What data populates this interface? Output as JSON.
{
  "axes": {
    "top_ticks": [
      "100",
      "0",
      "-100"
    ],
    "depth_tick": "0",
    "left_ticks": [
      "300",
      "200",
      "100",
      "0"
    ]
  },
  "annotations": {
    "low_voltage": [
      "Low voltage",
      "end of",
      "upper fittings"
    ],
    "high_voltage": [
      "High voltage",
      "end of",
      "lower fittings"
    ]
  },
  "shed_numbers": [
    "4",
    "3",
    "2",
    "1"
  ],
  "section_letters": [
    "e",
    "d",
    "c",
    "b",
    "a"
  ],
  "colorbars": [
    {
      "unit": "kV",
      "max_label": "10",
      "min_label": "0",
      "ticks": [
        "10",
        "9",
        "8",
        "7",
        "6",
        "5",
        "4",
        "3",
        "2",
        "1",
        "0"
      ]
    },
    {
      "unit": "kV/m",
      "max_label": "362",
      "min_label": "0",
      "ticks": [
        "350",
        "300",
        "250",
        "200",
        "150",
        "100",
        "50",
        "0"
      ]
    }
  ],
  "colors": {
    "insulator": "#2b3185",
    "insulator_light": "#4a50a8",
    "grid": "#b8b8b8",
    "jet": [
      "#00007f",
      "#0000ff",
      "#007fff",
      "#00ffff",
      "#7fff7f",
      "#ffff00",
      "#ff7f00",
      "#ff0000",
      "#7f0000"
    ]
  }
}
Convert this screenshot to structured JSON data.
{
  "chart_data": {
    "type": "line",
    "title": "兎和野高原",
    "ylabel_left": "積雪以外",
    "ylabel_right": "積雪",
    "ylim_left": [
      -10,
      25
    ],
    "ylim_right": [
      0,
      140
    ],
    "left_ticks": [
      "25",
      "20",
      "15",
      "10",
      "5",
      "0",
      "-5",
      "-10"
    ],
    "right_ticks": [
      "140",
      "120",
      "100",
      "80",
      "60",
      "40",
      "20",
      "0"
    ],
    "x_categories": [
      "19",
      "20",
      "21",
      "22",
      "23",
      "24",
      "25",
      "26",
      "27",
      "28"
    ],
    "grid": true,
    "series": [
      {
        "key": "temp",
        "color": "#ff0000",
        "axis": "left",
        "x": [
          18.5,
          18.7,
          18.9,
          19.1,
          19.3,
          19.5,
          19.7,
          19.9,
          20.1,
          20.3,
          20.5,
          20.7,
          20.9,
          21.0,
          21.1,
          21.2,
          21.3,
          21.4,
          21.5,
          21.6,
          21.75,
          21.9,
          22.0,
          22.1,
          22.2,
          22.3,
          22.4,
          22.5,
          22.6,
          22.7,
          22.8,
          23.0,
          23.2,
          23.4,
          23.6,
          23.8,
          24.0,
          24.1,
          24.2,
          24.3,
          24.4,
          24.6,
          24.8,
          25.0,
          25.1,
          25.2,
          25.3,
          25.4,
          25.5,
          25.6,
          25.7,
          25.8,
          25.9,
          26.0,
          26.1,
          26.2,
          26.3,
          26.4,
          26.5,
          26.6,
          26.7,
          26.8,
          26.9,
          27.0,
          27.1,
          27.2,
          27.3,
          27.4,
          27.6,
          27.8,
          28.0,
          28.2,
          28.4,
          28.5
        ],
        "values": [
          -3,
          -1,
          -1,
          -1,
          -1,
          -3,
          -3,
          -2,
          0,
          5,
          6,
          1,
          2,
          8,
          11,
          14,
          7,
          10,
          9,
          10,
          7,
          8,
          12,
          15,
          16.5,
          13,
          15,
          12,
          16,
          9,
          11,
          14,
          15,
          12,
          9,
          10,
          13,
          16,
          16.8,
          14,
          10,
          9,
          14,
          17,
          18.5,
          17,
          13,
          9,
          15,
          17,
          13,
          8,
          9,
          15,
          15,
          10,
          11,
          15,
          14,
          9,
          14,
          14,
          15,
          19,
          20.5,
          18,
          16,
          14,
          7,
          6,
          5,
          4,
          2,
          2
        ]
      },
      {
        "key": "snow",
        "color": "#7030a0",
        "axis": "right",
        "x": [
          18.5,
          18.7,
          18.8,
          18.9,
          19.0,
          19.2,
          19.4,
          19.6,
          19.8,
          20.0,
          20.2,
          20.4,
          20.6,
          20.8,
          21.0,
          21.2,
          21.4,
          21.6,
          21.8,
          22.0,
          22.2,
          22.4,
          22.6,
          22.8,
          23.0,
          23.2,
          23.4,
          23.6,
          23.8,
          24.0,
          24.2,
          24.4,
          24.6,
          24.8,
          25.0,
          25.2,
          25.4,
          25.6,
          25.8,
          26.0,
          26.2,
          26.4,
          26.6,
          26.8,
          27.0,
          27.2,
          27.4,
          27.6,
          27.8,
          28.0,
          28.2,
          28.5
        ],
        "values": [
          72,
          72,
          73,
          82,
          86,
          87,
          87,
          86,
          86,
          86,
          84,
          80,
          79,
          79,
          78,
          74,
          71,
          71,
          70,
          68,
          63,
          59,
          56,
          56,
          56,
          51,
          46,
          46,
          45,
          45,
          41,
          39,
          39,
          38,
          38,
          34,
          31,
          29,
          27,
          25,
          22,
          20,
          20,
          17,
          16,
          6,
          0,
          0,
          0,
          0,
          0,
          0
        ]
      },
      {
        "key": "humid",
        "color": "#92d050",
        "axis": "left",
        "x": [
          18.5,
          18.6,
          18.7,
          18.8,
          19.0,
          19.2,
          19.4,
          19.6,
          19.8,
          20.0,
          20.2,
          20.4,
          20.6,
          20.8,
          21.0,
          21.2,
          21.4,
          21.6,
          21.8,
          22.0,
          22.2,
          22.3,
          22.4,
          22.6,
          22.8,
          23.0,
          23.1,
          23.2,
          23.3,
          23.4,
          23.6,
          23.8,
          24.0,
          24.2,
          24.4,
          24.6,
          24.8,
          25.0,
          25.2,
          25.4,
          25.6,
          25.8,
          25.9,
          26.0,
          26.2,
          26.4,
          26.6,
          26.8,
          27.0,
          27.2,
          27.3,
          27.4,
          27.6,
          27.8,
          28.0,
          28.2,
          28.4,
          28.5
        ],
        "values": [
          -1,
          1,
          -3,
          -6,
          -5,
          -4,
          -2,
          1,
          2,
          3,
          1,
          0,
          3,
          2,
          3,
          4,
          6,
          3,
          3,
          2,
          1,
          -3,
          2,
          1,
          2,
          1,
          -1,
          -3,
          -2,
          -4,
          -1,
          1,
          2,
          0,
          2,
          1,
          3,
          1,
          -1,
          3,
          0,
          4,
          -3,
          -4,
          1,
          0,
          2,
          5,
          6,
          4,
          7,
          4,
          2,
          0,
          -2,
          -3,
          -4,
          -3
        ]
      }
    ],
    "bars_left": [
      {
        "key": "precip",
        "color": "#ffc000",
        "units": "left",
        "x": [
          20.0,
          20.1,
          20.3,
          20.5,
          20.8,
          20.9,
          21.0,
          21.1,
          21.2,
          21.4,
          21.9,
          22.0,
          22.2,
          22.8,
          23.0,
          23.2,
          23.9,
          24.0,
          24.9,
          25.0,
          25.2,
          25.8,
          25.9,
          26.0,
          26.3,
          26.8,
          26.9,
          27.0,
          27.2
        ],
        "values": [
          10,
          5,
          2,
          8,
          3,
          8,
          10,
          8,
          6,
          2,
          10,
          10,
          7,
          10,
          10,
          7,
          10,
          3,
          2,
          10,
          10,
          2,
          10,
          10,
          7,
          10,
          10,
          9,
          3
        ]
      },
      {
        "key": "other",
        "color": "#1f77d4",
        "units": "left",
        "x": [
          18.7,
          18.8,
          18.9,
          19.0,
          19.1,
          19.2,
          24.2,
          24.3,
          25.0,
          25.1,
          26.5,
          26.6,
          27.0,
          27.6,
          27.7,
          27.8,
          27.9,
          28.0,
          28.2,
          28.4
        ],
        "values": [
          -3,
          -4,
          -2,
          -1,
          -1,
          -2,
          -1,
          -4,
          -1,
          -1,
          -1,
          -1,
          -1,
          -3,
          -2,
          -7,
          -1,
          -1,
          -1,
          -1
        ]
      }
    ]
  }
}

**What is asked**
Scan the listing above for the word "this" and copy every line that holds it.

**Complete response**
What data populates this interface? Output as JSON.
Convert this screenshot to structured JSON data.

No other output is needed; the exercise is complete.